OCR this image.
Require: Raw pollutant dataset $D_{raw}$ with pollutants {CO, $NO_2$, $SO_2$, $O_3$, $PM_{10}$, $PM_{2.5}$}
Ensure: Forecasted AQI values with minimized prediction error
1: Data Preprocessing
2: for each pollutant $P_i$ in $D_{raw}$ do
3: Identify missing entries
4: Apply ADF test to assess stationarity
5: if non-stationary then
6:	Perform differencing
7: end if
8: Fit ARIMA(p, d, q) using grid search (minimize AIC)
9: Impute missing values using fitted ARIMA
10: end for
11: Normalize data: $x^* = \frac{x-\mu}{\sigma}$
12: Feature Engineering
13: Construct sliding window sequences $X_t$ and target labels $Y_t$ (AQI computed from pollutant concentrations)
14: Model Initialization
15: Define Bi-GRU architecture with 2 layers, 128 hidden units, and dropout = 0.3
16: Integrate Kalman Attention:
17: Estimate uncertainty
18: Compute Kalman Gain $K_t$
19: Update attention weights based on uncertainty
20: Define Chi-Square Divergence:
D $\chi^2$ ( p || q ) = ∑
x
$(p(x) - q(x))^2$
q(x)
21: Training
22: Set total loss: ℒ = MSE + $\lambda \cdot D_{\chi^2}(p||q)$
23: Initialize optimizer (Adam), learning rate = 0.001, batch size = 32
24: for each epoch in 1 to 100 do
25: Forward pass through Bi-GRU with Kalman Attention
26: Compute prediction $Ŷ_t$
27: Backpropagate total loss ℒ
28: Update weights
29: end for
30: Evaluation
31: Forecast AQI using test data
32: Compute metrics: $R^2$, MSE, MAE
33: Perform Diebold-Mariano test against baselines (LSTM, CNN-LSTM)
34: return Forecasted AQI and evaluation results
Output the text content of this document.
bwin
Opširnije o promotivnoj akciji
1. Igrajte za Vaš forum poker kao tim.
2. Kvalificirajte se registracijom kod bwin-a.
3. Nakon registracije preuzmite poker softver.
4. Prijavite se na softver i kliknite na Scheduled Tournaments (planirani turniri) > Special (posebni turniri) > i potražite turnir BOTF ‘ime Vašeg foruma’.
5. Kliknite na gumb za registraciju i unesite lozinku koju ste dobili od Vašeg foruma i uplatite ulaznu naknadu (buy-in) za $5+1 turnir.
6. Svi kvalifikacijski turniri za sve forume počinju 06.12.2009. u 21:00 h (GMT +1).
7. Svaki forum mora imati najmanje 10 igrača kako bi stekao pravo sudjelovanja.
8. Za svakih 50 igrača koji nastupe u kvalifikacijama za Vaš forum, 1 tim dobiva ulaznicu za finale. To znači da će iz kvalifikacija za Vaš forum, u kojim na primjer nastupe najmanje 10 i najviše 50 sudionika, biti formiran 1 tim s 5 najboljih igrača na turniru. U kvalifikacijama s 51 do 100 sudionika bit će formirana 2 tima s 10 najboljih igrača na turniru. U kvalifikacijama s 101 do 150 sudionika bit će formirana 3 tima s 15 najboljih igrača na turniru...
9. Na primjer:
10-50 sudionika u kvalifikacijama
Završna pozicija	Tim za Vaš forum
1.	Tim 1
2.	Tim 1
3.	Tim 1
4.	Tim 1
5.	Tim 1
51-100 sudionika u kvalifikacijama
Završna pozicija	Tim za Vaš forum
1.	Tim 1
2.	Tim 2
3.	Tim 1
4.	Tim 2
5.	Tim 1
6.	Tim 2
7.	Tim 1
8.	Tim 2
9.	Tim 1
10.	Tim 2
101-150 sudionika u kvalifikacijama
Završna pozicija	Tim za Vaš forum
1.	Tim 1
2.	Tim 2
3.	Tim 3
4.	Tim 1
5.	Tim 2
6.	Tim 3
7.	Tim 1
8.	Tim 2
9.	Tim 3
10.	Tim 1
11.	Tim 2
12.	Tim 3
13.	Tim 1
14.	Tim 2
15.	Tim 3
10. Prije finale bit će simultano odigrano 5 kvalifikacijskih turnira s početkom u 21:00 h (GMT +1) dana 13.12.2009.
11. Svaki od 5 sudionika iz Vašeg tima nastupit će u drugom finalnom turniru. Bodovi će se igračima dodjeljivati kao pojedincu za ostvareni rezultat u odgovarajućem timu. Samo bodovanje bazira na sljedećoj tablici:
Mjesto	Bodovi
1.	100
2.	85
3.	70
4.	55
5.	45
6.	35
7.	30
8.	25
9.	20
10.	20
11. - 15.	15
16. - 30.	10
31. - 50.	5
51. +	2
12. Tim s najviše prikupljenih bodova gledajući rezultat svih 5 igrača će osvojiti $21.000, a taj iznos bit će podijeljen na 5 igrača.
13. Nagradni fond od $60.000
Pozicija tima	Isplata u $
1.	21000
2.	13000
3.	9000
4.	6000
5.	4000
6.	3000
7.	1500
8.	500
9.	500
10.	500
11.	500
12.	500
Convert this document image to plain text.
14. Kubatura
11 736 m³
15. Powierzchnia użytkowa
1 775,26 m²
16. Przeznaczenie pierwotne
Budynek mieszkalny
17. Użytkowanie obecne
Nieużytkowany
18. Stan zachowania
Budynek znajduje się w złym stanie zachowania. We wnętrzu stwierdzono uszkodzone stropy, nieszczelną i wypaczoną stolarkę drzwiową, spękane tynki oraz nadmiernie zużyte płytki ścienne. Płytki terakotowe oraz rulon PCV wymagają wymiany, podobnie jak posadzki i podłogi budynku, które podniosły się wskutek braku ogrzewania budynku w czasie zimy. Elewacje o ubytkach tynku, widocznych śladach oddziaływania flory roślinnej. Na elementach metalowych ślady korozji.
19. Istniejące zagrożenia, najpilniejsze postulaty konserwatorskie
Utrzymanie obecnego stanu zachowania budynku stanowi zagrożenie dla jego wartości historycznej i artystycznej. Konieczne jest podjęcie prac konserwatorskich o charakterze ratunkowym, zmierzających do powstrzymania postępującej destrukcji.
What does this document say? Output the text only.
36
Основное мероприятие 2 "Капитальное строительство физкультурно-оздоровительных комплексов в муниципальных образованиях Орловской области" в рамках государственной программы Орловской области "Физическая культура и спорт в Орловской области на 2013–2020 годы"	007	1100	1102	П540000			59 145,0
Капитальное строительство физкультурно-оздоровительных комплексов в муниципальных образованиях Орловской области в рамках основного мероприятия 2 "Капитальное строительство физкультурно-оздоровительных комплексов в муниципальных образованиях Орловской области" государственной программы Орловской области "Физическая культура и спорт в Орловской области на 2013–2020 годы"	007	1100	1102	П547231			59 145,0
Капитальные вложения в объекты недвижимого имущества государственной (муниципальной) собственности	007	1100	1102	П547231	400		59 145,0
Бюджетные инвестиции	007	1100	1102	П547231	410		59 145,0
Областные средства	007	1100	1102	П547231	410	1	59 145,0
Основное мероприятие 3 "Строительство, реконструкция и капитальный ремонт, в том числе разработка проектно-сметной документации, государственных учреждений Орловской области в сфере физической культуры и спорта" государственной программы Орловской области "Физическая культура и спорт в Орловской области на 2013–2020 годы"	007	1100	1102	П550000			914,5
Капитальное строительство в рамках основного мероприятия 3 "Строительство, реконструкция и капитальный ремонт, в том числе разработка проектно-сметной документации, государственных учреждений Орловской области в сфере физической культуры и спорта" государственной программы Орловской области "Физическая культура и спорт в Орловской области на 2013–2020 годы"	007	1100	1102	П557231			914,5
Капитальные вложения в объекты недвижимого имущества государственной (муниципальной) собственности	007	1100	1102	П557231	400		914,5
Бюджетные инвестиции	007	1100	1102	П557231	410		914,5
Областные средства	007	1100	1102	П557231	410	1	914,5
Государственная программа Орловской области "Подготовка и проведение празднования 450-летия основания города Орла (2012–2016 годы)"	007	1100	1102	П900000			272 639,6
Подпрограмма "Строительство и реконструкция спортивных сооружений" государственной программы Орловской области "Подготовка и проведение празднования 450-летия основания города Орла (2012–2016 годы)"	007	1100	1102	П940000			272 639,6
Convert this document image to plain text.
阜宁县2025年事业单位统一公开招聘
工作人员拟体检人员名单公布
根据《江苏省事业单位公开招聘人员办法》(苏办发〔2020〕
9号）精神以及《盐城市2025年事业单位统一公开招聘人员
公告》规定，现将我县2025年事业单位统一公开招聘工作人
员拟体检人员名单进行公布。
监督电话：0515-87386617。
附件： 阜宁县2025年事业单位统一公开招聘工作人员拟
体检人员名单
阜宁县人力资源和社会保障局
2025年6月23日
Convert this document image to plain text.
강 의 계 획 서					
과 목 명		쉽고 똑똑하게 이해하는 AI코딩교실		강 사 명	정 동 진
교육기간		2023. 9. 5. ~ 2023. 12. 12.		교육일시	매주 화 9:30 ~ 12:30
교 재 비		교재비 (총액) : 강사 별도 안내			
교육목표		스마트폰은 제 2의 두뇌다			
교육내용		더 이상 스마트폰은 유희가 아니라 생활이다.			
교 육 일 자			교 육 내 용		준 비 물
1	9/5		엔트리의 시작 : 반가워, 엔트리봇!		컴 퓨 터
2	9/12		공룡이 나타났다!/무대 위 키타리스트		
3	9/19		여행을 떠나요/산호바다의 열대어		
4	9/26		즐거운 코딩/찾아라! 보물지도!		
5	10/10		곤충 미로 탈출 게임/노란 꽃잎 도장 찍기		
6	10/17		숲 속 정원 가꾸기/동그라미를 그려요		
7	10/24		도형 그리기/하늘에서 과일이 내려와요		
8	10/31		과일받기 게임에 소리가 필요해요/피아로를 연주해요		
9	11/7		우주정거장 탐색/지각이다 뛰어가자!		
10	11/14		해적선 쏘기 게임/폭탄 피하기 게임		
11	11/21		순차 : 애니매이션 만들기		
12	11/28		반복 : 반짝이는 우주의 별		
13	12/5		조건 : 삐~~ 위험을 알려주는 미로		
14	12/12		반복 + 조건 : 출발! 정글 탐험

* * * *

### Aim
Search the entries for the word "культуры" and pick out every line that holds it.

### Full answer
Основное мероприятие 3 "Строительство, реконструкция и капитальный ремонт, в том числе разработка проектно-сметной документации, государственных учреждений Орловской области в сфере физической культуры и спорта" государственной программы Орловской области "Физическая культура и спорт в Орловской области на 2013–2020 годы"	007	1100	1102	П550000			914,5
Капитальное строительство в рамках основного мероприятия 3 "Строительство, реконструкция и капитальный ремонт, в том числе разработка проектно-сметной документации, государственных учреждений Орловской области в сфере физической культуры и спорта" государственной программы Орловской области "Физическая культура и спорт в Орловской области на 2013–2020 годы"	007	1100	1102	П557231			914,5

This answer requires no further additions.